# start of Records provided

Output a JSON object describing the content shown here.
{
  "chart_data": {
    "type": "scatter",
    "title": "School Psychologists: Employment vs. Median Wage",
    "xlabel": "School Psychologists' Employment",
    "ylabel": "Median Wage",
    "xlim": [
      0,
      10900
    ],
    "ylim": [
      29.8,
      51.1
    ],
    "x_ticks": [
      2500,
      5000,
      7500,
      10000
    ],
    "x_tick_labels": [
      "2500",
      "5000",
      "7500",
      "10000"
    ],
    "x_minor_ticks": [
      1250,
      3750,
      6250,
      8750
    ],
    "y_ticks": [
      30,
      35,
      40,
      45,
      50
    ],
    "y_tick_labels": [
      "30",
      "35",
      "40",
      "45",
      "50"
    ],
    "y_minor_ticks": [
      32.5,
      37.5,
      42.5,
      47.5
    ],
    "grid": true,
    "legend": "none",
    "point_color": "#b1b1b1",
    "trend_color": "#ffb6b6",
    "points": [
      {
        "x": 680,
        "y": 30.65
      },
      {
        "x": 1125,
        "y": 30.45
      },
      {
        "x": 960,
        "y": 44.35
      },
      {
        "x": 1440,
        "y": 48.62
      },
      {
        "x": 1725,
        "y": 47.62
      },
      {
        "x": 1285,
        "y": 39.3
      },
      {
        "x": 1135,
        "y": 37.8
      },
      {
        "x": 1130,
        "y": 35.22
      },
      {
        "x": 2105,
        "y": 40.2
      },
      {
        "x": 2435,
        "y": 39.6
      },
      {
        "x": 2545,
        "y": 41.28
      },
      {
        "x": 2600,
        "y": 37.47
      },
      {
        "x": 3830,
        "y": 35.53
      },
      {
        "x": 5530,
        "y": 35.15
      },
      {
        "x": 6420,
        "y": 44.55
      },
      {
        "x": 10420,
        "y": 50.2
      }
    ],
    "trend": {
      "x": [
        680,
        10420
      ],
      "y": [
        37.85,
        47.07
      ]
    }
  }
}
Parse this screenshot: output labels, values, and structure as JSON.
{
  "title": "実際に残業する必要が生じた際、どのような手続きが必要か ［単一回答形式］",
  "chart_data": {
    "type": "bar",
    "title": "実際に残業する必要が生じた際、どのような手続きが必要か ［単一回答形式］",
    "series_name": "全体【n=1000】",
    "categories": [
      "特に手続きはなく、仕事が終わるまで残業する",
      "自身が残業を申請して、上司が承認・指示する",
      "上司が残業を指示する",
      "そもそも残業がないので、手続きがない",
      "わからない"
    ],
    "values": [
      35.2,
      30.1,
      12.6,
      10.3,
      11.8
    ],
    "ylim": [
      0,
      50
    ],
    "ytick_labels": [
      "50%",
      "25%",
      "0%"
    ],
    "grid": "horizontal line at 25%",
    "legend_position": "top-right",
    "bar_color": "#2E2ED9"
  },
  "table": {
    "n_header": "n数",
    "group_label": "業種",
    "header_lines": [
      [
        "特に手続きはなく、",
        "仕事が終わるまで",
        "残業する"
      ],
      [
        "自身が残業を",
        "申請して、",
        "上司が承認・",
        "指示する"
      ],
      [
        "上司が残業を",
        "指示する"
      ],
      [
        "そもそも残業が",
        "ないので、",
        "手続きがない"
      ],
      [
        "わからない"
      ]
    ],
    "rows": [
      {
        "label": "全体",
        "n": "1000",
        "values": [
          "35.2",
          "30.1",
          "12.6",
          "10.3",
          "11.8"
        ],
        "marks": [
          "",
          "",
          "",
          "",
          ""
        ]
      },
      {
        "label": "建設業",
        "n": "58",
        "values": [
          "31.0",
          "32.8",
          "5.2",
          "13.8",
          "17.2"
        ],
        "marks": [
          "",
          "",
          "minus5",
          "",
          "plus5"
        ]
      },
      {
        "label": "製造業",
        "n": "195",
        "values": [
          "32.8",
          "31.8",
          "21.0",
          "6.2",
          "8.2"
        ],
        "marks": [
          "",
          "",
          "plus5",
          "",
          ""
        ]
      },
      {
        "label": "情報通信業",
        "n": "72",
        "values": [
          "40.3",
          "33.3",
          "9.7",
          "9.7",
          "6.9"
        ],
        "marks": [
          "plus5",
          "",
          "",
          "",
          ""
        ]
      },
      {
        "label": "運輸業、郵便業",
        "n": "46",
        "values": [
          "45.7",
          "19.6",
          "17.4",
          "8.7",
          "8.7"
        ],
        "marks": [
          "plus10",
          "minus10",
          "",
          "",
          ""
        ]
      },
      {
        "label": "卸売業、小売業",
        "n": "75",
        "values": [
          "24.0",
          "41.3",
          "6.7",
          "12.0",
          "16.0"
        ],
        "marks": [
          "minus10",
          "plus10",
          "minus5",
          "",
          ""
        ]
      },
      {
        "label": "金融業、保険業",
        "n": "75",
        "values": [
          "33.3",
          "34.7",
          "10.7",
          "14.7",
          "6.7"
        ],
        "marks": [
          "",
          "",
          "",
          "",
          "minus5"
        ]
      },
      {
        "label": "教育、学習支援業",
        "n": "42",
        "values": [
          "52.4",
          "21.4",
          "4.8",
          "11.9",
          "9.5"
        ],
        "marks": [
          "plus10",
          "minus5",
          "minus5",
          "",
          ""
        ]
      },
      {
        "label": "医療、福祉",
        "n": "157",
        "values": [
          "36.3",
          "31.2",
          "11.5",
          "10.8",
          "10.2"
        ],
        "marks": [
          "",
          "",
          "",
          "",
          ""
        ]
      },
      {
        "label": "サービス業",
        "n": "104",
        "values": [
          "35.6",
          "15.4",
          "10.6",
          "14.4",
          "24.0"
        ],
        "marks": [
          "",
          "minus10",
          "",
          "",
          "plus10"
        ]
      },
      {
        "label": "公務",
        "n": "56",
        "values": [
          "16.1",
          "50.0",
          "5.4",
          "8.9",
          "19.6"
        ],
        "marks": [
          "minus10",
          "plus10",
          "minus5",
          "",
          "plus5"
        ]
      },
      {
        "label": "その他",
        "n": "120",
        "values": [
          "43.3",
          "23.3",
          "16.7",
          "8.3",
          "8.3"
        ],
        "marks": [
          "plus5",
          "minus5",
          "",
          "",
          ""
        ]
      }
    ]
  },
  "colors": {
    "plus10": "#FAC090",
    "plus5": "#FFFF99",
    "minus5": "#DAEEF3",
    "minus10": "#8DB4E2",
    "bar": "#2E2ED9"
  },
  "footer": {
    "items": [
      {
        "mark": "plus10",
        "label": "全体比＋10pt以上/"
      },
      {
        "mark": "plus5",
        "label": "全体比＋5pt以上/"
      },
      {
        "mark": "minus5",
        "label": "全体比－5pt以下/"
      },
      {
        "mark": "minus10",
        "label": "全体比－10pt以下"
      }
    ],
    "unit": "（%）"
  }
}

# end of Records provided

Set exercise:
The entries above should be repeated exactly, every one of them.

Complete answer:
Output a JSON object describing the content shown here.
{
  "chart_data": {
    "type": "scatter",
    "title": "School Psychologists: Employment vs. Median Wage",
    "xlabel": "School Psychologists' Employment",
    "ylabel": "Median Wage",
    "xlim": [
      0,
      10900
    ],
    "ylim": [
      29.8,
      51.1
    ],
    "x_ticks": [
      2500,
      5000,
      7500,
      10000
    ],
    "x_tick_labels": [
      "2500",
      "5000",
      "7500",
      "10000"
    ],
    "x_minor_ticks": [
      1250,
      3750,
      6250,
      8750
    ],
    "y_ticks": [
      30,
      35,
      40,
      45,
      50
    ],
    "y_tick_labels": [
      "30",
      "35",
      "40",
      "45",
      "50"
    ],
    "y_minor_ticks": [
      32.5,
      37.5,
      42.5,
      47.5
    ],
    "grid": true,
    "legend": "none",
    "point_color": "#b1b1b1",
    "trend_color": "#ffb6b6",
    "points": [
      {
        "x": 680,
        "y": 30.65
      },
      {
        "x": 1125,
        "y": 30.45
      },
      {
        "x": 960,
        "y": 44.35
      },
      {
        "x": 1440,
        "y": 48.62
      },
      {
        "x": 1725,
        "y": 47.62
      },
      {
        "x": 1285,
        "y": 39.3
      },
      {
        "x": 1135,
        "y": 37.8
      },
      {
        "x": 1130,
        "y": 35.22
      },
      {
        "x": 2105,
        "y": 40.2
      },
      {
        "x": 2435,
        "y": 39.6
      },
      {
        "x": 2545,
        "y": 41.28
      },
      {
        "x": 2600,
        "y": 37.47
      },
      {
        "x": 3830,
        "y": 35.53
      },
      {
        "x": 5530,
        "y": 35.15
      },
      {
        "x": 6420,
        "y": 44.55
      },
      {
        "x": 10420,
        "y": 50.2
      }
    ],
    "trend": {
      "x": [
        680,
        10420
      ],
      "y": [
        37.85,
        47.07
      ]
    }
  }
}
Parse this screenshot: output labels, values, and structure as JSON.
{
  "title": "実際に残業する必要が生じた際、どのような手続きが必要か ［単一回答形式］",
  "chart_data": {
    "type": "bar",
    "title": "実際に残業する必要が生じた際、どのような手続きが必要か ［単一回答形式］",
    "series_name": "全体【n=1000】",
    "categories": [
      "特に手続きはなく、仕事が終わるまで残業する",
      "自身が残業を申請して、上司が承認・指示する",
      "上司が残業を指示する",
      "そもそも残業がないので、手続きがない",
      "わからない"
    ],
    "values": [
      35.2,
      30.1,
      12.6,
      10.3,
      11.8
    ],
    "ylim": [
      0,
      50
    ],
    "ytick_labels": [
      "50%",
      "25%",
      "0%"
    ],
    "grid": "horizontal line at 25%",
    "legend_position": "top-right",
    "bar_color": "#2E2ED9"
  },
  "table": {
    "n_header": "n数",
    "group_label": "業種",
    "header_lines": [
      [
        "特に手続きはなく、",
        "仕事が終わるまで",
        "残業する"
      ],
      [
        "自身が残業を",
        "申請して、",
        "上司が承認・",
        "指示する"
      ],
      [
        "上司が残業を",
        "指示する"
      ],
      [
        "そもそも残業が",
        "ないので、",
        "手続きがない"
      ],
      [
        "わからない"
      ]
    ],
    "rows": [
      {
        "label": "全体",
        "n": "1000",
        "values": [
          "35.2",
          "30.1",
          "12.6",
          "10.3",
          "11.8"
        ],
        "marks": [
          "",
          "",
          "",
          "",
          ""
        ]
      },
      {
        "label": "建設業",
        "n": "58",
        "values": [
          "31.0",
          "32.8",
          "5.2",
          "13.8",
          "17.2"
        ],
        "marks": [
          "",
          "",
          "minus5",
          "",
          "plus5"
        ]
      },
      {
        "label": "製造業",
        "n": "195",
        "values": [
          "32.8",
          "31.8",
          "21.0",
          "6.2",
          "8.2"
        ],
        "marks": [
          "",
          "",
          "plus5",
          "",
          ""
        ]
      },
      {
        "label": "情報通信業",
        "n": "72",
        "values": [
          "40.3",
          "33.3",
          "9.7",
          "9.7",
          "6.9"
        ],
        "marks": [
          "plus5",
          "",
          "",
          "",
          ""
        ]
      },
      {
        "label": "運輸業、郵便業",
        "n": "46",
        "values": [
          "45.7",
          "19.6",
          "17.4",
          "8.7",
          "8.7"
        ],
        "marks": [
          "plus10",
          "minus10",
          "",
          "",
          ""
        ]
      },
      {
        "label": "卸売業、小売業",
        "n": "75",
        "values": [
          "24.0",
          "41.3",
          "6.7",
          "12.0",
          "16.0"
        ],
        "marks": [
          "minus10",
          "plus10",
          "minus5",
          "",
          ""
        ]
      },
      {
        "label": "金融業、保険業",
        "n": "75",
        "values": [
          "33.3",
          "34.7",
          "10.7",
          "14.7",
          "6.7"
        ],
        "marks": [
          "",
          "",
          "",
          "",
          "minus5"
        ]
      },
      {
        "label": "教育、学習支援業",
        "n": "42",
        "values": [
          "52.4",
          "21.4",
          "4.8",
          "11.9",
          "9.5"
        ],
        "marks": [
          "plus10",
          "minus5",
          "minus5",
          "",
          ""
        ]
      },
      {
        "label": "医療、福祉",
        "n": "157",
        "values": [
          "36.3",
          "31.2",
          "11.5",
          "10.8",
          "10.2"
        ],
        "marks": [
          "",
          "",
          "",
          "",
          ""
        ]
      },
      {
        "label": "サービス業",
        "n": "104",
        "values": [
          "35.6",
          "15.4",
          "10.6",
          "14.4",
          "24.0"
        ],
        "marks": [
          "",
          "minus10",
          "",
          "",
          "plus10"
        ]
      },
      {
        "label": "公務",
        "n": "56",
        "values": [
          "16.1",
          "50.0",
          "5.4",
          "8.9",
          "19.6"
        ],
        "marks": [
          "minus10",
          "plus10",
          "minus5",
          "",
          "plus5"
        ]
      },
      {
        "label": "その他",
        "n": "120",
        "values": [
          "43.3",
          "23.3",
          "16.7",
          "8.3",
          "8.3"
        ],
        "marks": [
          "plus5",
          "minus5",
          "",
          "",
          ""
        ]
      }
    ]
  },
  "colors": {
    "plus10": "#FAC090",
    "plus5": "#FFFF99",
    "minus5": "#DAEEF3",
    "minus10": "#8DB4E2",
    "bar": "#2E2ED9"
  },
  "footer": {
    "items": [
      {
        "mark": "plus10",
        "label": "全体比＋10pt以上/"
      },
      {
        "mark": "plus5",
        "label": "全体比＋5pt以上/"
      },
      {
        "mark": "minus5",
        "label": "全体比－5pt以下/"
      },
      {
        "mark": "minus10",
        "label": "全体比－10pt以下"
      }
    ],
    "unit": "（%）"
  }
}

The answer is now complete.